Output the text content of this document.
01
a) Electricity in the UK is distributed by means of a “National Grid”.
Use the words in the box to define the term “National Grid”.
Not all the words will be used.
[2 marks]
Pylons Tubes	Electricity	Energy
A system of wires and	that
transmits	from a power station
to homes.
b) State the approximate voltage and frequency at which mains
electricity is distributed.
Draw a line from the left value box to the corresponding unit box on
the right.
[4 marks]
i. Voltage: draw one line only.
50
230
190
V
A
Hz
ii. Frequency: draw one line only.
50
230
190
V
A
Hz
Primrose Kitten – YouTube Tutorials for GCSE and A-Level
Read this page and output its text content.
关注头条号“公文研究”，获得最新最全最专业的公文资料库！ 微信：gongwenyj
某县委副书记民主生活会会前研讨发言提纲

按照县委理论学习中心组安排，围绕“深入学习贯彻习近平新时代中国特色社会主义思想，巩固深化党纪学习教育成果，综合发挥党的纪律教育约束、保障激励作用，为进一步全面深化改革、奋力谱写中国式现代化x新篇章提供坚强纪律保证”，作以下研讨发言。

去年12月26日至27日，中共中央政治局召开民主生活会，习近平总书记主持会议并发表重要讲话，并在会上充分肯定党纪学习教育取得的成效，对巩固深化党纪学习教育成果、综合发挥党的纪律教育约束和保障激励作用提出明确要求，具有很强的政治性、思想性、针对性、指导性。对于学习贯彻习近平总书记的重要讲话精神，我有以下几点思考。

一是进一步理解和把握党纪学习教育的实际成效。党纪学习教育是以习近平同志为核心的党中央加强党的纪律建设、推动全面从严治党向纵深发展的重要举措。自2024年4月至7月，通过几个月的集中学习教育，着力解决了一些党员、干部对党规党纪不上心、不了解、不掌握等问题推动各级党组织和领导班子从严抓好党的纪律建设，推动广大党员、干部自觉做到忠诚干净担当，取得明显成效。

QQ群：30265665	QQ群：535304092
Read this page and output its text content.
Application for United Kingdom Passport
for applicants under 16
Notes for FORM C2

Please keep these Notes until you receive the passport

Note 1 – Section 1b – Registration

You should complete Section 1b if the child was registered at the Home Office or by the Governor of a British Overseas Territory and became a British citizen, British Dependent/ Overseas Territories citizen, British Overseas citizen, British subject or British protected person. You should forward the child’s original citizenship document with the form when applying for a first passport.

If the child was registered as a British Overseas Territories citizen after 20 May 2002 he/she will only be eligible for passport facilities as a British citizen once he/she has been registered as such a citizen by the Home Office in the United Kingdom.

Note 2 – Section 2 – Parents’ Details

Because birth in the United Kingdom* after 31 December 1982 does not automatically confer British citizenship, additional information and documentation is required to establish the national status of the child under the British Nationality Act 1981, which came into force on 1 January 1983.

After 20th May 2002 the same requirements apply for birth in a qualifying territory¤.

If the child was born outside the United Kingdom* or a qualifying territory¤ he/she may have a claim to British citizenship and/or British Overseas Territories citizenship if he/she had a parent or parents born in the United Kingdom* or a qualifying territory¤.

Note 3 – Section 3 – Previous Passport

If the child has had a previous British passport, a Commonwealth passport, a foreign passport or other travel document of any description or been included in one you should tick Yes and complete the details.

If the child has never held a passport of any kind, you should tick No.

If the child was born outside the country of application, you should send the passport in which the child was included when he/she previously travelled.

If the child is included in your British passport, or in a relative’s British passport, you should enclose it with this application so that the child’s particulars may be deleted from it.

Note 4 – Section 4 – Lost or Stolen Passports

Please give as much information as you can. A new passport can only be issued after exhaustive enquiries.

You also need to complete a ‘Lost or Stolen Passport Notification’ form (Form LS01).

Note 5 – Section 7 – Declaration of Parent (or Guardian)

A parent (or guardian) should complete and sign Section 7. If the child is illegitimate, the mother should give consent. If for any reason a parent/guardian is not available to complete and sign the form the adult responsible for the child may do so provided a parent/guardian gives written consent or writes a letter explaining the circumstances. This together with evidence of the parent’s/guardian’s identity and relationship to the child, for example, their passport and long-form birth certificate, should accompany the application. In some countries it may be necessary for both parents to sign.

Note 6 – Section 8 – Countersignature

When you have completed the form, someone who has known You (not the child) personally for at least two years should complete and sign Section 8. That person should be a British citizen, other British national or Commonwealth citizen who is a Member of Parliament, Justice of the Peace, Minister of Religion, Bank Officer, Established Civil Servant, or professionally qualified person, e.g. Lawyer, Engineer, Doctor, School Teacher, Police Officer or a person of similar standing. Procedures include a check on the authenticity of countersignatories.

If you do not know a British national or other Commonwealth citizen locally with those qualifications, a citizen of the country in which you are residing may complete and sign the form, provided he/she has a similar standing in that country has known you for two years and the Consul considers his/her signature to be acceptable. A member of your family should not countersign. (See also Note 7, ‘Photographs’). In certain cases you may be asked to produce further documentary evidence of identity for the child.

-----

▸ Prompt: Restate the listing in full, word for word.

▸ Correct answer:
Output the text content of this document.
01
a) Electricity in the UK is distributed by means of a “National Grid”.
Use the words in the box to define the term “National Grid”.
Not all the words will be used.
[2 marks]
Pylons Tubes	Electricity	Energy
A system of wires and	that
transmits	from a power station
to homes.
b) State the approximate voltage and frequency at which mains
electricity is distributed.
Draw a line from the left value box to the corresponding unit box on
the right.
[4 marks]
i. Voltage: draw one line only.
50
230
190
V
A
Hz
ii. Frequency: draw one line only.
50
230
190
V
A
Hz
Primrose Kitten – YouTube Tutorials for GCSE and A-Level
Read this page and output its text content.
关注头条号“公文研究”，获得最新最全最专业的公文资料库！ 微信：gongwenyj
某县委副书记民主生活会会前研讨发言提纲

按照县委理论学习中心组安排，围绕“深入学习贯彻习近平新时代中国特色社会主义思想，巩固深化党纪学习教育成果，综合发挥党的纪律教育约束、保障激励作用，为进一步全面深化改革、奋力谱写中国式现代化x新篇章提供坚强纪律保证”，作以下研讨发言。

去年12月26日至27日，中共中央政治局召开民主生活会，习近平总书记主持会议并发表重要讲话，并在会上充分肯定党纪学习教育取得的成效，对巩固深化党纪学习教育成果、综合发挥党的纪律教育约束和保障激励作用提出明确要求，具有很强的政治性、思想性、针对性、指导性。对于学习贯彻习近平总书记的重要讲话精神，我有以下几点思考。

一是进一步理解和把握党纪学习教育的实际成效。党纪学习教育是以习近平同志为核心的党中央加强党的纪律建设、推动全面从严治党向纵深发展的重要举措。自2024年4月至7月，通过几个月的集中学习教育，着力解决了一些党员、干部对党规党纪不上心、不了解、不掌握等问题推动各级党组织和领导班子从严抓好党的纪律建设，推动广大党员、干部自觉做到忠诚干净担当，取得明显成效。

QQ群：30265665	QQ群：535304092
Read this page and output its text content.
Application for United Kingdom Passport
for applicants under 16
Notes for FORM C2

Please keep these Notes until you receive the passport

Note 1 – Section 1b – Registration

You should complete Section 1b if the child was registered at the Home Office or by the Governor of a British Overseas Territory and became a British citizen, British Dependent/ Overseas Territories citizen, British Overseas citizen, British subject or British protected person. You should forward the child’s original citizenship document with the form when applying for a first passport.

If the child was registered as a British Overseas Territories citizen after 20 May 2002 he/she will only be eligible for passport facilities as a British citizen once he/she has been registered as such a citizen by the Home Office in the United Kingdom.

Note 2 – Section 2 – Parents’ Details

Because birth in the United Kingdom* after 31 December 1982 does not automatically confer British citizenship, additional information and documentation is required to establish the national status of the child under the British Nationality Act 1981, which came into force on 1 January 1983.

After 20th May 2002 the same requirements apply for birth in a qualifying territory¤.

If the child was born outside the United Kingdom* or a qualifying territory¤ he/she may have a claim to British citizenship and/or British Overseas Territories citizenship if he/she had a parent or parents born in the United Kingdom* or a qualifying territory¤.

Note 3 – Section 3 – Previous Passport

If the child has had a previous British passport, a Commonwealth passport, a foreign passport or other travel document of any description or been included in one you should tick Yes and complete the details.

If the child has never held a passport of any kind, you should tick No.

If the child was born outside the country of application, you should send the passport in which the child was included when he/she previously travelled.

If the child is included in your British passport, or in a relative’s British passport, you should enclose it with this application so that the child’s particulars may be deleted from it.

Note 4 – Section 4 – Lost or Stolen Passports

Please give as much information as you can. A new passport can only be issued after exhaustive enquiries.

You also need to complete a ‘Lost or Stolen Passport Notification’ form (Form LS01).

Note 5 – Section 7 – Declaration of Parent (or Guardian)

A parent (or guardian) should complete and sign Section 7. If the child is illegitimate, the mother should give consent. If for any reason a parent/guardian is not available to complete and sign the form the adult responsible for the child may do so provided a parent/guardian gives written consent or writes a letter explaining the circumstances. This together with evidence of the parent’s/guardian’s identity and relationship to the child, for example, their passport and long-form birth certificate, should accompany the application. In some countries it may be necessary for both parents to sign.

Note 6 – Section 8 – Countersignature

When you have completed the form, someone who has known You (not the child) personally for at least two years should complete and sign Section 8. That person should be a British citizen, other British national or Commonwealth citizen who is a Member of Parliament, Justice of the Peace, Minister of Religion, Bank Officer, Established Civil Servant, or professionally qualified person, e.g. Lawyer, Engineer, Doctor, School Teacher, Police Officer or a person of similar standing. Procedures include a check on the authenticity of countersignatories.

If you do not know a British national or other Commonwealth citizen locally with those qualifications, a citizen of the country in which you are residing may complete and sign the form, provided he/she has a similar standing in that country has known you for two years and the Consul considers his/her signature to be acceptable. A member of your family should not countersign. (See also Note 7, ‘Photographs’). In certain cases you may be asked to produce further documentary evidence of identity for the child.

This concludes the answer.